▶ **EXERCISE AIM**
Pick out the lines below that include the string "legalidad".

▶ **INPUT RECORDS**
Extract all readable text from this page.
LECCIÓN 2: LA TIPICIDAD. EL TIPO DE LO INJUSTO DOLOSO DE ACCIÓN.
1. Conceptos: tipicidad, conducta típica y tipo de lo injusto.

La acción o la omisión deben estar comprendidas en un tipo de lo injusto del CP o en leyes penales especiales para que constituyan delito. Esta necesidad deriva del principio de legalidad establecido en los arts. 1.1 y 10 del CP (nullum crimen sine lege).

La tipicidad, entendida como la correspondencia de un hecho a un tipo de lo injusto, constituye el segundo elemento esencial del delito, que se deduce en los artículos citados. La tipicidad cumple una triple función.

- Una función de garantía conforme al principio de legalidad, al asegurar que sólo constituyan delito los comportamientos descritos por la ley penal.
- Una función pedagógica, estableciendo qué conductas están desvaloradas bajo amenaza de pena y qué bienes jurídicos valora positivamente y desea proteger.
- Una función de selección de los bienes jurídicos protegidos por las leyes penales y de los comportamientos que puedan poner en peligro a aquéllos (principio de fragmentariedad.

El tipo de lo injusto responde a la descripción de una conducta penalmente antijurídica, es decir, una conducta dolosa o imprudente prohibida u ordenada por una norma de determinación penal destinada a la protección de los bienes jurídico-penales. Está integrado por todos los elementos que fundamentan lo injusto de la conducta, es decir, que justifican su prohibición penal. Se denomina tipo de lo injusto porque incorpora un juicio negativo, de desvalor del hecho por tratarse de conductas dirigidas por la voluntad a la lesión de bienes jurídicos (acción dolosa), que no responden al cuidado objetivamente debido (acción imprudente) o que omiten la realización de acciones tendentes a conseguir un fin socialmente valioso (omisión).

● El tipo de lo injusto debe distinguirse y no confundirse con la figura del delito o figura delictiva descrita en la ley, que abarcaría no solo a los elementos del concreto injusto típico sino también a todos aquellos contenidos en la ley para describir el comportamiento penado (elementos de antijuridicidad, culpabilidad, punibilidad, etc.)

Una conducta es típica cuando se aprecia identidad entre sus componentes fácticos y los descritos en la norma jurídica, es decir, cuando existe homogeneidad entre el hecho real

▶ **OUTPUT FOR THIS EXERCISE**
La acción o la omisión deben estar comprendidas en un tipo de lo injusto del CP o en leyes penales especiales para que constituyan delito. Esta necesidad deriva del principio de legalidad establecido en los arts. 1.1 y 10 del CP (nullum crimen sine lege).
- Una función de garantía conforme al principio de legalidad, al asegurar que sólo constituyan delito los comportamientos descritos por la ley penal.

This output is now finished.